(Records from a dataset)
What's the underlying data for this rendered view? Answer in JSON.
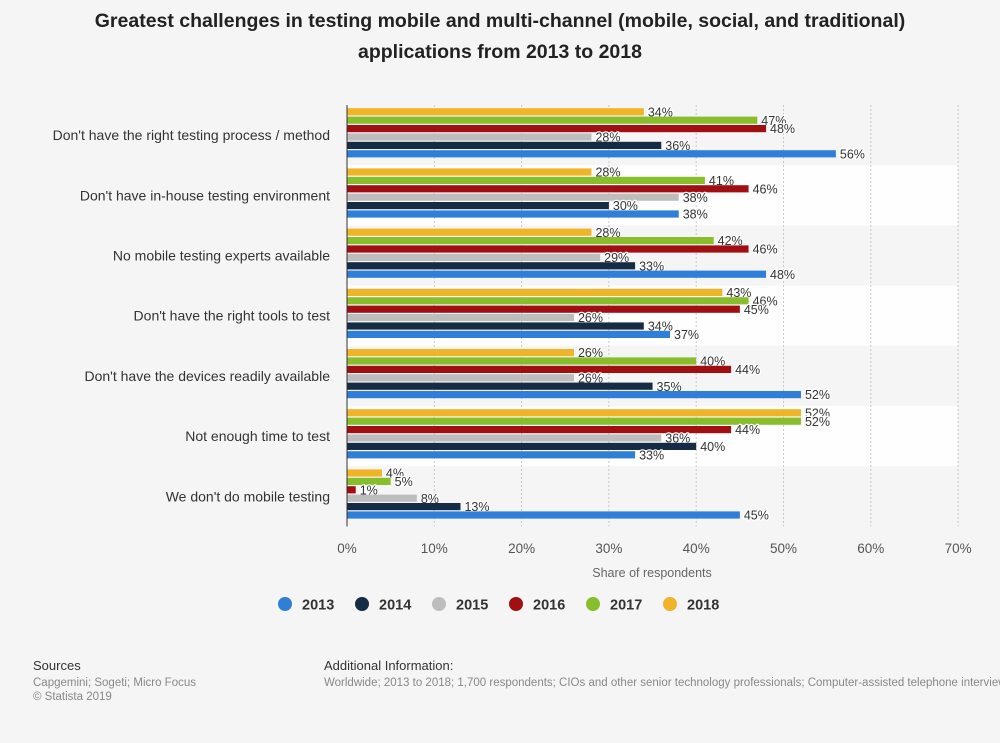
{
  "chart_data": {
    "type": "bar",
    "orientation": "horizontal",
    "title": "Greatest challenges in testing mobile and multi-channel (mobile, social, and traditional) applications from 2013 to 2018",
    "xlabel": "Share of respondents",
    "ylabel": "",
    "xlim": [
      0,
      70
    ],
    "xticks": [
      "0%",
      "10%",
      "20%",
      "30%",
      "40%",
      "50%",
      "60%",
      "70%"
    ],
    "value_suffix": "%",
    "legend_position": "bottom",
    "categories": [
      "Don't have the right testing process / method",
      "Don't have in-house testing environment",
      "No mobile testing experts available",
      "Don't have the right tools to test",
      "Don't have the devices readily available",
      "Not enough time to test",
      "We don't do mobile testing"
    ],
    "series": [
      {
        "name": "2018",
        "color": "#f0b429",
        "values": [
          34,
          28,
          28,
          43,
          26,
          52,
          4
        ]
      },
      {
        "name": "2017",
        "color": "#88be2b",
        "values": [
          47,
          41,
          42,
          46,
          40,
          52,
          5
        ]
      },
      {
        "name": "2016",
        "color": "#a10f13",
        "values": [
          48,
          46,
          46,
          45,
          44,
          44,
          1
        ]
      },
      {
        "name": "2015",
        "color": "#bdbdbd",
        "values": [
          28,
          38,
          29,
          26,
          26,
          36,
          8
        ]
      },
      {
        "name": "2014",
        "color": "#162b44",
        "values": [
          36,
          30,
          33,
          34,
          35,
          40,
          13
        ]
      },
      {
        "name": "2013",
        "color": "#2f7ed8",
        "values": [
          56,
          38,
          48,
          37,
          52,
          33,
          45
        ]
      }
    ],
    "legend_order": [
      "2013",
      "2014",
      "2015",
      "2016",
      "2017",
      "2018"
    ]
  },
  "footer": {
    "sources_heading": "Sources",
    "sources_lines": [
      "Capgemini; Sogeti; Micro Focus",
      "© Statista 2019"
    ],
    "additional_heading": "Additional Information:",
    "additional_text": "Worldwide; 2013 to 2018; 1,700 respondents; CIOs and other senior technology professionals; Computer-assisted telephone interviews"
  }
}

• **GIVEN TASK**:
Repeat the listing verbatim. Skip the pictures.

• **CORRECT RESPONSE**:
What's the underlying data for this rendered view? Answer in JSON.
{
  "chart_data": {
    "type": "bar",
    "orientation": "horizontal",
    "title": "Greatest challenges in testing mobile and multi-channel (mobile, social, and traditional) applications from 2013 to 2018",
    "xlabel": "Share of respondents",
    "ylabel": "",
    "xlim": [
      0,
      70
    ],
    "xticks": [
      "0%",
      "10%",
      "20%",
      "30%",
      "40%",
      "50%",
      "60%",
      "70%"
    ],
    "value_suffix": "%",
    "legend_position": "bottom",
    "categories": [
      "Don't have the right testing process / method",
      "Don't have in-house testing environment",
      "No mobile testing experts available",
      "Don't have the right tools to test",
      "Don't have the devices readily available",
      "Not enough time to test",
      "We don't do mobile testing"
    ],
    "series": [
      {
        "name": "2018",
        "color": "#f0b429",
        "values": [
          34,
          28,
          28,
          43,
          26,
          52,
          4
        ]
      },
      {
        "name": "2017",
        "color": "#88be2b",
        "values": [
          47,
          41,
          42,
          46,
          40,
          52,
          5
        ]
      },
      {
        "name": "2016",
        "color": "#a10f13",
        "values": [
          48,
          46,
          46,
          45,
          44,
          44,
          1
        ]
      },
      {
        "name": "2015",
        "color": "#bdbdbd",
        "values": [
          28,
          38,
          29,
          26,
          26,
          36,
          8
        ]
      },
      {
        "name": "2014",
        "color": "#162b44",
        "values": [
          36,
          30,
          33,
          34,
          35,
          40,
          13
        ]
      },
      {
        "name": "2013",
        "color": "#2f7ed8",
        "values": [
          56,
          38,
          48,
          37,
          52,
          33,
          45
        ]
      }
    ],
    "legend_order": [
      "2013",
      "2014",
      "2015",
      "2016",
      "2017",
      "2018"
    ]
  },
  "footer": {
    "sources_heading": "Sources",
    "sources_lines": [
      "Capgemini; Sogeti; Micro Focus",
      "© Statista 2019"
    ],
    "additional_heading": "Additional Information:",
    "additional_text": "Worldwide; 2013 to 2018; 1,700 respondents; CIOs and other senior technology professionals; Computer-assisted telephone interviews"
  }
}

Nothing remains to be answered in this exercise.